Work instructions: Write out exactly the lines from the one containing "I need the location" through the last line of the records below, both included, and leave out any pictures.

Bounding box prediction data
-=-=-=-=-

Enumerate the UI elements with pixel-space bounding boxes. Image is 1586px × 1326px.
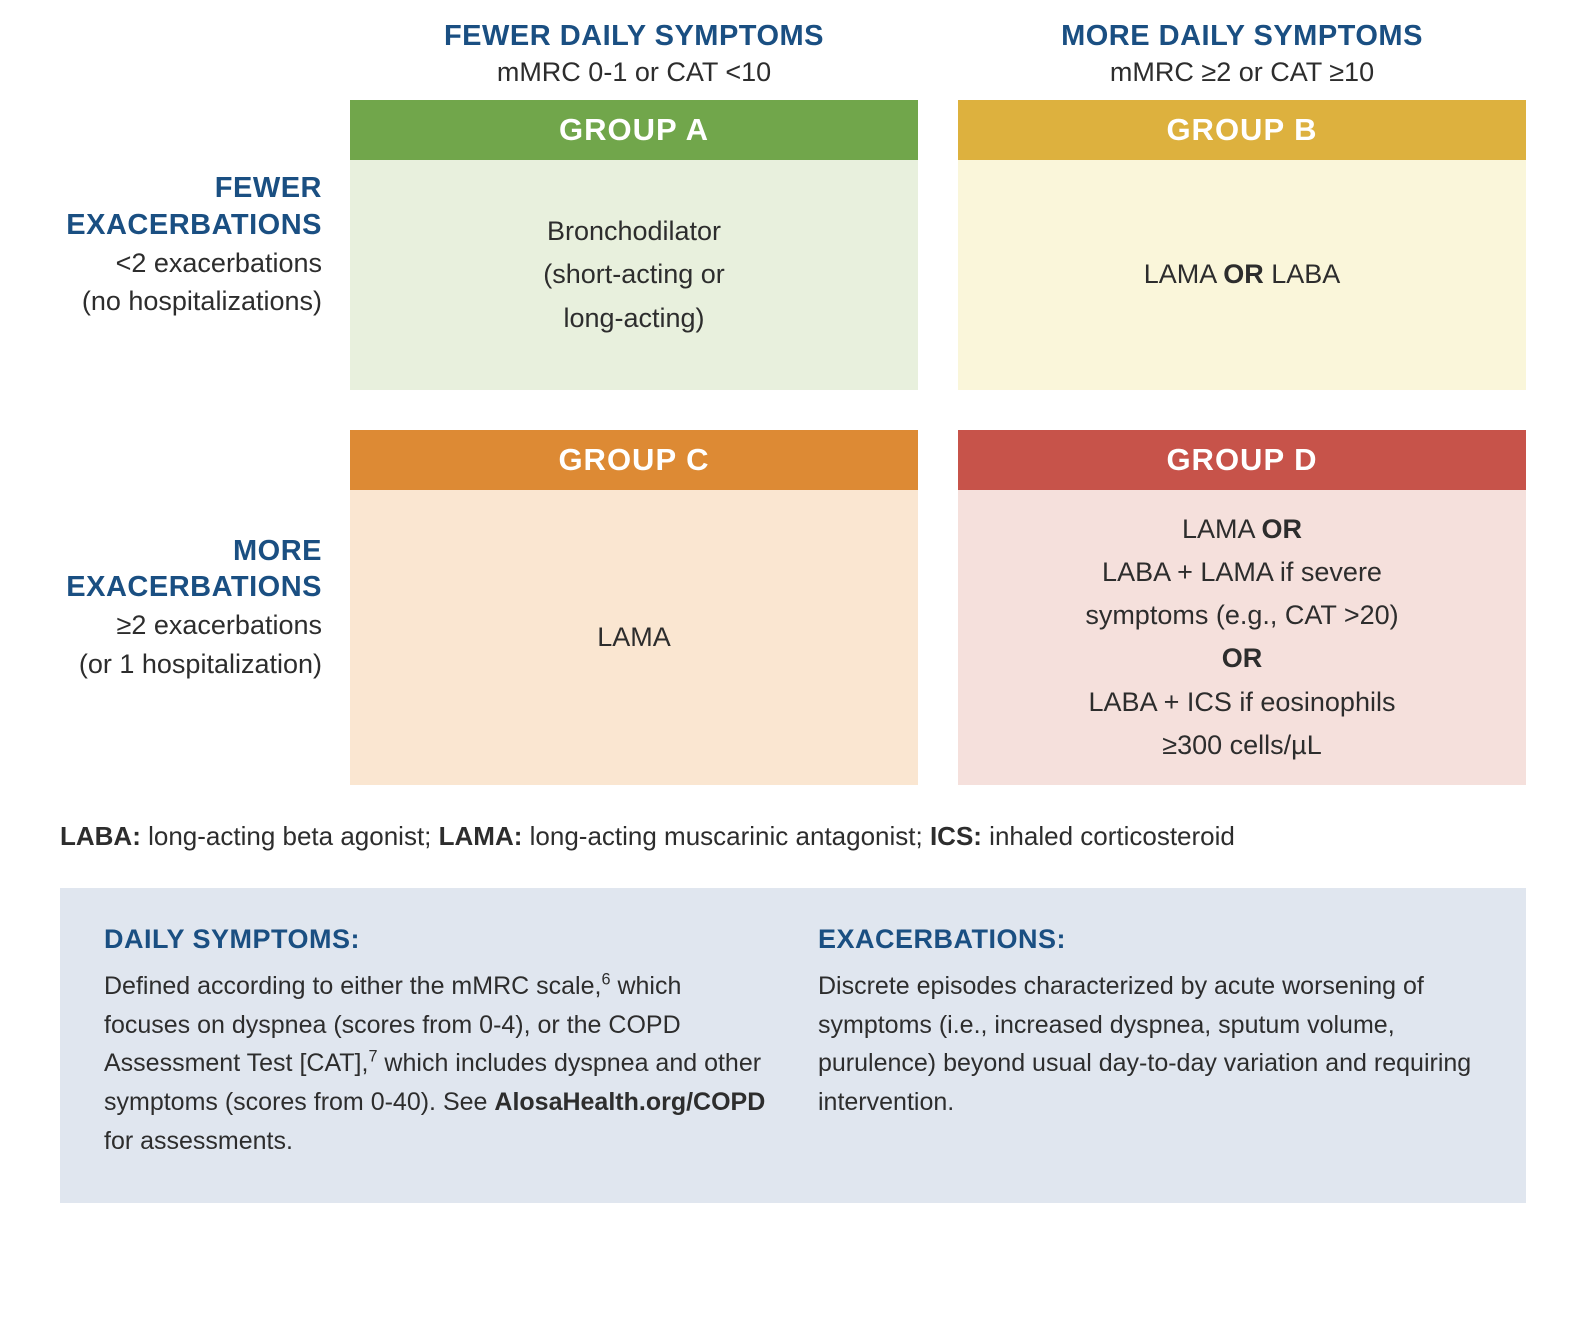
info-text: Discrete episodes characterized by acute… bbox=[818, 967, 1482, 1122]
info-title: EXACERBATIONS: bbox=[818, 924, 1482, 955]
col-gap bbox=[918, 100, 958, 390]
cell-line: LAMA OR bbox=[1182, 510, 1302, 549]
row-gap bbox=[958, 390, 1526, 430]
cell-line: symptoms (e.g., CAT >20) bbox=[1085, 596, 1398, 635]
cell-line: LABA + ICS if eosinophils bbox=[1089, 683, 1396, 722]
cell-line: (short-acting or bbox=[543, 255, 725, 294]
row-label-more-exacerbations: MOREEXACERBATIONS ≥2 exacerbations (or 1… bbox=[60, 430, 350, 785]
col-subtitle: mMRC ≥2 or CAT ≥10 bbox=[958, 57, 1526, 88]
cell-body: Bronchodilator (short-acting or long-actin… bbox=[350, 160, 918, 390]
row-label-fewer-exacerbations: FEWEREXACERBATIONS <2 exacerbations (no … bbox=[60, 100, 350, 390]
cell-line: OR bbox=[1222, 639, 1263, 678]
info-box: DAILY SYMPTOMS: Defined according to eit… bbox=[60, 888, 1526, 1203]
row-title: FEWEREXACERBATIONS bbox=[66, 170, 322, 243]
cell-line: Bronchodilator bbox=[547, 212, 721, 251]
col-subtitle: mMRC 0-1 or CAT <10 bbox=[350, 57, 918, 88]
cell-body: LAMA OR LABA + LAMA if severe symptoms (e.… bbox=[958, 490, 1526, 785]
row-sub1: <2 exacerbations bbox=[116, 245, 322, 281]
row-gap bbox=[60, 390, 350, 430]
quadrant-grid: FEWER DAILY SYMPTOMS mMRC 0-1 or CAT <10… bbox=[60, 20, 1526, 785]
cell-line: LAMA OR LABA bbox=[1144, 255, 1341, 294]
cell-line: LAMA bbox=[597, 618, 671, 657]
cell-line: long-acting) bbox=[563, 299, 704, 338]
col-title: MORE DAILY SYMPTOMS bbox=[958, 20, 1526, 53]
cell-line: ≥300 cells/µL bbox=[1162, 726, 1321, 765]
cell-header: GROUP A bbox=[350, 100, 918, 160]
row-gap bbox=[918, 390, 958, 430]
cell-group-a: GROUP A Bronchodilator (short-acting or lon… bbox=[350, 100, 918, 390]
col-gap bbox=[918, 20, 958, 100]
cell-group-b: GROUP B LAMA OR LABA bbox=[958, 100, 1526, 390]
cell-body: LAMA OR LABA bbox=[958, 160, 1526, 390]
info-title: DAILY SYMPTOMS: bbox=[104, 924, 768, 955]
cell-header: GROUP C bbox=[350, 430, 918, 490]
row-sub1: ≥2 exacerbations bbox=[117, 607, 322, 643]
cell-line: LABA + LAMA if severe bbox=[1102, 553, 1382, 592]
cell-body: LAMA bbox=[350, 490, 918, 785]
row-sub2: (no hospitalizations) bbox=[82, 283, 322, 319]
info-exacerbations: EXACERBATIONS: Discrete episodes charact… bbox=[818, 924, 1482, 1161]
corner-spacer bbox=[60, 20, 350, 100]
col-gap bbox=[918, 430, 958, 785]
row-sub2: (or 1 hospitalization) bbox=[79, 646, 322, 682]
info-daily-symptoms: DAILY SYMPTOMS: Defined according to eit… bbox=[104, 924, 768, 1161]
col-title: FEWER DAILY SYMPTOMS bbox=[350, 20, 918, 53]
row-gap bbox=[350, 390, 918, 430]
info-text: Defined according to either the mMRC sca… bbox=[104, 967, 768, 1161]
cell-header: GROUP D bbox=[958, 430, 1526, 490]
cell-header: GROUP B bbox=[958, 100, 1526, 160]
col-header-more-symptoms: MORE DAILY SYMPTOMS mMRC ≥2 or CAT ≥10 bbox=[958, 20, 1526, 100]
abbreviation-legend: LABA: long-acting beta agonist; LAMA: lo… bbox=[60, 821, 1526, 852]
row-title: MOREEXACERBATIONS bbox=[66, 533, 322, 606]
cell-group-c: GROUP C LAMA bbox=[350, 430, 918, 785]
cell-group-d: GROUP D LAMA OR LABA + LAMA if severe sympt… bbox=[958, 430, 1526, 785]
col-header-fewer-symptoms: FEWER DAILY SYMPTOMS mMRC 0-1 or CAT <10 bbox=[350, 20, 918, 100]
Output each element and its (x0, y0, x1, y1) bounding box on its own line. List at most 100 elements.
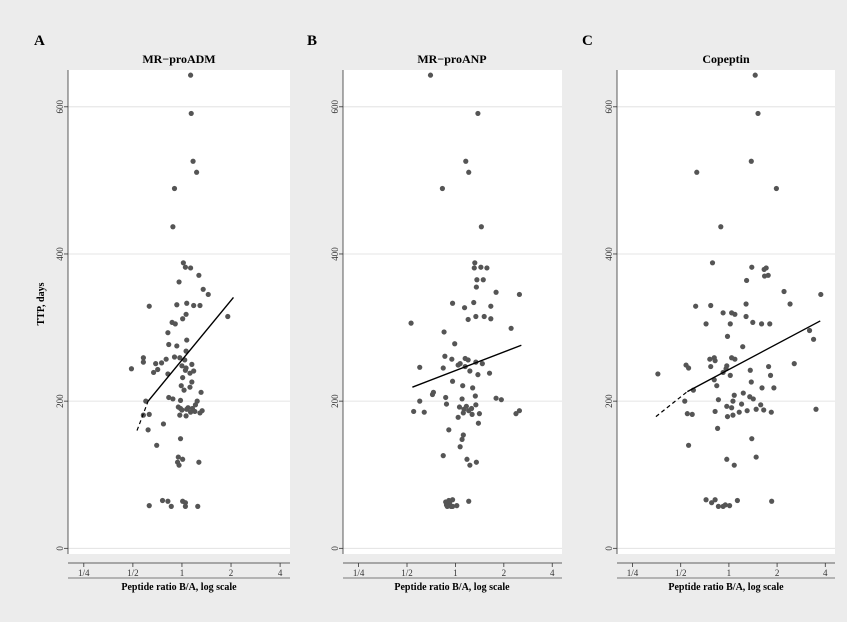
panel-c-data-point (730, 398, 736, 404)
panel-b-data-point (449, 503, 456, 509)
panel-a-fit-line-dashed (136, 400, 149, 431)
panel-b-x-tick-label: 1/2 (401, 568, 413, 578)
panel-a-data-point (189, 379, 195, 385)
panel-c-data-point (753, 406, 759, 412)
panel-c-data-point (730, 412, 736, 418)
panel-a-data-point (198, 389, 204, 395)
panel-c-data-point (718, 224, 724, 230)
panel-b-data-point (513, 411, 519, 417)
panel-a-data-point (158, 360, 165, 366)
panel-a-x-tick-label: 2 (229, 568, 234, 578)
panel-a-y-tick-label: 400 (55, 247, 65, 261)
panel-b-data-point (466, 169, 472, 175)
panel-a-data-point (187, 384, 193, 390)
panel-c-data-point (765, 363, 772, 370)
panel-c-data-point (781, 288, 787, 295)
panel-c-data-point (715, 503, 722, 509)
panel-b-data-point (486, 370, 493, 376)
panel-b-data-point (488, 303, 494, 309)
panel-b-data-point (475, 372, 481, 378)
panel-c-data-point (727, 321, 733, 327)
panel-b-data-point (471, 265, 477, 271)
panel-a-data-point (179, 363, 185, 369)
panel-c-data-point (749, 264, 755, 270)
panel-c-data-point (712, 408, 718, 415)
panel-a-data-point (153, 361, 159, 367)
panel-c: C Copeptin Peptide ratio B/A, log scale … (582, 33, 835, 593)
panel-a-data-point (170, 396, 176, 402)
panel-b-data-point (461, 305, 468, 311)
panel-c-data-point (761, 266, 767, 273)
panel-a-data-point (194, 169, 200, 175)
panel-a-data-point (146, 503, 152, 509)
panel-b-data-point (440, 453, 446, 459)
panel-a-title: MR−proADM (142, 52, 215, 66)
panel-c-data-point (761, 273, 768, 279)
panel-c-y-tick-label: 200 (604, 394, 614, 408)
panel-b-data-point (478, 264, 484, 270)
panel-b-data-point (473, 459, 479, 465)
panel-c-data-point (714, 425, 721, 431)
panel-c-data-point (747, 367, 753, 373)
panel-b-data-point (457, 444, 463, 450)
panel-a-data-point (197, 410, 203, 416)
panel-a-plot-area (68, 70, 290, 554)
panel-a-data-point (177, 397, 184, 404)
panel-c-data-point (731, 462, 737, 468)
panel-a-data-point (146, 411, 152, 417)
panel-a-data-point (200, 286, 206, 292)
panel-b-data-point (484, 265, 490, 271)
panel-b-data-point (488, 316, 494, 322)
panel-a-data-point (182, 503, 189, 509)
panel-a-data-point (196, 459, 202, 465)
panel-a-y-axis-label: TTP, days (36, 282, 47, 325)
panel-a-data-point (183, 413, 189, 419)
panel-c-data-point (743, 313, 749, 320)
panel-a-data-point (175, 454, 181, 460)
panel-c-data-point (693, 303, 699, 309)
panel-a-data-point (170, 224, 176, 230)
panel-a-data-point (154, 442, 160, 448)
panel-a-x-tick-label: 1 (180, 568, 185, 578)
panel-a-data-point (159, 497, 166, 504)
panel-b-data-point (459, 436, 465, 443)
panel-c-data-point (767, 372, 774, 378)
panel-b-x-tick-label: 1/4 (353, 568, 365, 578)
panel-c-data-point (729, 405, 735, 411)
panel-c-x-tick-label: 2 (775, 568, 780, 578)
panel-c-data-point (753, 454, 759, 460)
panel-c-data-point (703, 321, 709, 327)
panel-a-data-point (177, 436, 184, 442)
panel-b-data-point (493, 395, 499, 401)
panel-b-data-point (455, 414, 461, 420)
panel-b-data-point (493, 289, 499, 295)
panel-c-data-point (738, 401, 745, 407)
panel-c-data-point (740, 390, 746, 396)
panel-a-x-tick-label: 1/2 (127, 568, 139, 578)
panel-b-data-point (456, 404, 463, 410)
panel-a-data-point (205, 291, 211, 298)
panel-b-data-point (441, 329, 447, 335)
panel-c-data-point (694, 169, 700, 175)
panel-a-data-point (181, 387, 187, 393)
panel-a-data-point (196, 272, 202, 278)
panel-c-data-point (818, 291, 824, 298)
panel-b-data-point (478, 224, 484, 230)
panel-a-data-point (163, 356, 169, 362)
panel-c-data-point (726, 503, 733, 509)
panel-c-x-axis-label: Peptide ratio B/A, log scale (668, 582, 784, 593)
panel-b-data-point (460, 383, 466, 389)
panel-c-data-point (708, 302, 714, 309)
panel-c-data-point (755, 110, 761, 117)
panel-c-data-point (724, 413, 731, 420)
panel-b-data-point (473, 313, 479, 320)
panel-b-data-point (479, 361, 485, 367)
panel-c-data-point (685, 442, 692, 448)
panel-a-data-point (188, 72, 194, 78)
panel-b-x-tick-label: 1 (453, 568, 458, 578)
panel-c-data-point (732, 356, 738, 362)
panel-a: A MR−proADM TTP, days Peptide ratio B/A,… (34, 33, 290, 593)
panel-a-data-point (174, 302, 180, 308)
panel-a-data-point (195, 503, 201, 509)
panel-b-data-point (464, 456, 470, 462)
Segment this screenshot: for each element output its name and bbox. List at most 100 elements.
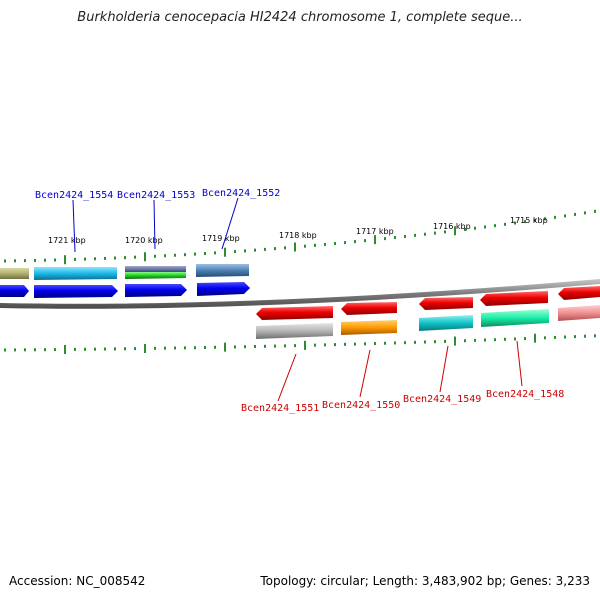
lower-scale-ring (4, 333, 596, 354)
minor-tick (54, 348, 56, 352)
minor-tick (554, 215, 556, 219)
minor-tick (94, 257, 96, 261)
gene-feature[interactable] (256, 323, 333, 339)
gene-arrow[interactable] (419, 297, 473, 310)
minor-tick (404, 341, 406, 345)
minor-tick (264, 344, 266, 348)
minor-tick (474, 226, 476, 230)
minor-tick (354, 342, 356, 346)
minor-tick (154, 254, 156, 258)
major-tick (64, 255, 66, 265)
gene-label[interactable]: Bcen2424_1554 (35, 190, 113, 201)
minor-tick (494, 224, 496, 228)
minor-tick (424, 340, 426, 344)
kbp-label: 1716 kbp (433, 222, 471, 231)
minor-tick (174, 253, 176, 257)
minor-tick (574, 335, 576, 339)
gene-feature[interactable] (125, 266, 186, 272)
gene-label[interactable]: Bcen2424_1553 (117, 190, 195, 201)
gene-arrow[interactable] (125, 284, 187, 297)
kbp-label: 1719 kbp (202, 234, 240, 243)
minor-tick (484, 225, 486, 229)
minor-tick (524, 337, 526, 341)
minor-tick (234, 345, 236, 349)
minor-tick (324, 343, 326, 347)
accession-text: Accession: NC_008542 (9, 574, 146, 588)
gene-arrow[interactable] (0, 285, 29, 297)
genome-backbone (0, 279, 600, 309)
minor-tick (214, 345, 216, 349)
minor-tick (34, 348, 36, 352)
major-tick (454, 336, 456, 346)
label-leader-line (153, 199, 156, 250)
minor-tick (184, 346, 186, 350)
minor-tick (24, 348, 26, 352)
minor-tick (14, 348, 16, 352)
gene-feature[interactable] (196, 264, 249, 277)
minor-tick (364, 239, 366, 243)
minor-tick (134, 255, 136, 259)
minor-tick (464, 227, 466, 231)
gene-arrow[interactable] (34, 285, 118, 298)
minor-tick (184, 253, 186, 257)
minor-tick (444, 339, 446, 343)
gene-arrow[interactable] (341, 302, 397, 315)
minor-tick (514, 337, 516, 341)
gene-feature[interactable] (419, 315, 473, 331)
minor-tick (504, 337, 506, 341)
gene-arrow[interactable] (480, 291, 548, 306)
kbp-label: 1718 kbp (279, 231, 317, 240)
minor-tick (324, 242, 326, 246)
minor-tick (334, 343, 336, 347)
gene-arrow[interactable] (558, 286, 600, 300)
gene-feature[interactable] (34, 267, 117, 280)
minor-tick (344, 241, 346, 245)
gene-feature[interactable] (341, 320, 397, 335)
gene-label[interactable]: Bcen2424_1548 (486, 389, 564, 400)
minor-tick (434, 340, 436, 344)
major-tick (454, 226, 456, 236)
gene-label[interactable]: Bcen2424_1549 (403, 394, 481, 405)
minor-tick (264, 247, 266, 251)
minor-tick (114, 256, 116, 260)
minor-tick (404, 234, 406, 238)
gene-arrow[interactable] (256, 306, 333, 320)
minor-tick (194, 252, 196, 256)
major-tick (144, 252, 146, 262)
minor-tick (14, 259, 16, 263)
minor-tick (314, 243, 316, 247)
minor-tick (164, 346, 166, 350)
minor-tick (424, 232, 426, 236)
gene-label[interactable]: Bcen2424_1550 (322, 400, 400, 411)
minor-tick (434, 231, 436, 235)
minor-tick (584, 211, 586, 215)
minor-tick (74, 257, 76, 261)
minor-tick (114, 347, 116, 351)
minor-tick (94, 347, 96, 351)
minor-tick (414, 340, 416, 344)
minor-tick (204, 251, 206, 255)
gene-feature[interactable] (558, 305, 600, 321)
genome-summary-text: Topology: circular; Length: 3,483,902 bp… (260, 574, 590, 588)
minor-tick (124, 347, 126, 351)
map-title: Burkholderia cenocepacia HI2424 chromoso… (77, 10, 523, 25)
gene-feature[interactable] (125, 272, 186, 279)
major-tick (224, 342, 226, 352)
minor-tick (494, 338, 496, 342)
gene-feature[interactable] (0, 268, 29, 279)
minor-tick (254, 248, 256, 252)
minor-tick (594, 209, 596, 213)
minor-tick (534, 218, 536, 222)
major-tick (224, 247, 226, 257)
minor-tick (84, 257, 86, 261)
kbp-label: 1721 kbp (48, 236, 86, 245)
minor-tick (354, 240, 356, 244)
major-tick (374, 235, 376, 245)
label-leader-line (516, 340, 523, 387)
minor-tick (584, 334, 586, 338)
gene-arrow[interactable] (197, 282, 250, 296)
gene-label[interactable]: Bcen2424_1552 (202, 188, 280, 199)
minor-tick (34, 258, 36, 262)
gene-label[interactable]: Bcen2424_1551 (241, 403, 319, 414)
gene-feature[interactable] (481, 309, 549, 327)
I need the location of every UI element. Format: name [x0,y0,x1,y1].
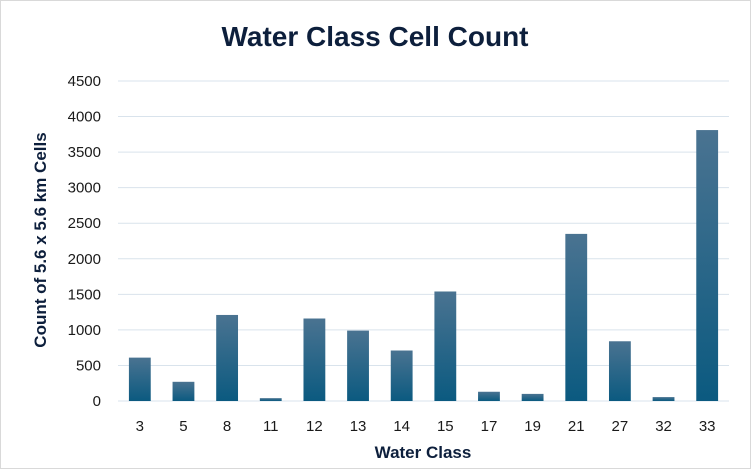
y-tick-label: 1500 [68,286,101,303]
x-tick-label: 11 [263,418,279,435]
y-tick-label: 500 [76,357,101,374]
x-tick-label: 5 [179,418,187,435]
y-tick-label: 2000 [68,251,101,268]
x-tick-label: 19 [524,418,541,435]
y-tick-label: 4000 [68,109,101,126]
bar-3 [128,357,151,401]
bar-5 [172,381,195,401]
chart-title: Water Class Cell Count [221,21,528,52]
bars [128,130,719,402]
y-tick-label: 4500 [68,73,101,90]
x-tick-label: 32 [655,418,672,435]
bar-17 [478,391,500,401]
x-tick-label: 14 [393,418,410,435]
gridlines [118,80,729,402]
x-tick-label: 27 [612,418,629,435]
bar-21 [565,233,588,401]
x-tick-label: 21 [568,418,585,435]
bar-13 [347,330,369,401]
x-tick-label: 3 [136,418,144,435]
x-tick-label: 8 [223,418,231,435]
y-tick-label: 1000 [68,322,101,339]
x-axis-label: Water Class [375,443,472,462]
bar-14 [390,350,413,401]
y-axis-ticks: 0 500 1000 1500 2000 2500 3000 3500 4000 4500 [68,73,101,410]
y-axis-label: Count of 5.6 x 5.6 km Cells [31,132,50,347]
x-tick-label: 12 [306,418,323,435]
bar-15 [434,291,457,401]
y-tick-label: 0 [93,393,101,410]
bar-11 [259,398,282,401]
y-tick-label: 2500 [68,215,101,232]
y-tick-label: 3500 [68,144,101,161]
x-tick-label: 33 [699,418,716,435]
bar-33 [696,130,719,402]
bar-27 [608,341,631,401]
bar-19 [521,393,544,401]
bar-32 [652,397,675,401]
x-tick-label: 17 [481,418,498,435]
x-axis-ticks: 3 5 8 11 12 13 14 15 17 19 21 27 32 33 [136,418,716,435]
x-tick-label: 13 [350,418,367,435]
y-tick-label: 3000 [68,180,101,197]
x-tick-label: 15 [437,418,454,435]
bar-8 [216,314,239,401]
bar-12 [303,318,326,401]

-=-=-=-=-

Response:
I need the location of every UI element. Format: name [x0,y0,x1,y1].
y-tick-label: 1500 [68,286,101,303]
x-tick-label: 11 [263,418,279,435]
y-tick-label: 500 [76,357,101,374]
x-tick-label: 5 [179,418,187,435]
y-tick-label: 2000 [68,251,101,268]
x-tick-label: 19 [524,418,541,435]
y-tick-label: 4000 [68,109,101,126]
bar-3 [128,357,151,401]
bar-5 [172,381,195,401]
chart-title: Water Class Cell Count [221,21,528,52]
bars [128,130,719,402]
y-tick-label: 4500 [68,73,101,90]
x-tick-label: 32 [655,418,672,435]
bar-17 [478,391,500,401]
x-tick-label: 14 [393,418,410,435]
gridlines [118,80,729,402]
x-tick-label: 27 [612,418,629,435]
bar-21 [565,233,588,401]
x-tick-label: 21 [568,418,585,435]
bar-13 [347,330,369,401]
x-tick-label: 3 [136,418,144,435]
x-tick-label: 8 [223,418,231,435]
y-tick-label: 1000 [68,322,101,339]
x-axis-label: Water Class [375,443,472,462]
bar-14 [390,350,413,401]
y-axis-ticks: 0 500 1000 1500 2000 2500 3000 3500 4000 4500 [68,73,101,410]
y-axis-label: Count of 5.6 x 5.6 km Cells [31,132,50,347]
x-tick-label: 12 [306,418,323,435]
bar-15 [434,291,457,401]
y-tick-label: 0 [93,393,101,410]
bar-11 [259,398,282,401]
y-tick-label: 2500 [68,215,101,232]
y-tick-label: 3500 [68,144,101,161]
x-tick-label: 33 [699,418,716,435]
bar-33 [696,130,719,402]
bar-27 [608,341,631,401]
bar-19 [521,393,544,401]
bar-32 [652,397,675,401]
x-tick-label: 17 [481,418,498,435]
x-axis-ticks: 3 5 8 11 12 13 14 15 17 19 21 27 32 33 [136,418,716,435]
x-tick-label: 13 [350,418,367,435]
y-tick-label: 3000 [68,180,101,197]
x-tick-label: 15 [437,418,454,435]
bar-8 [216,314,239,401]
bar-12 [303,318,326,401]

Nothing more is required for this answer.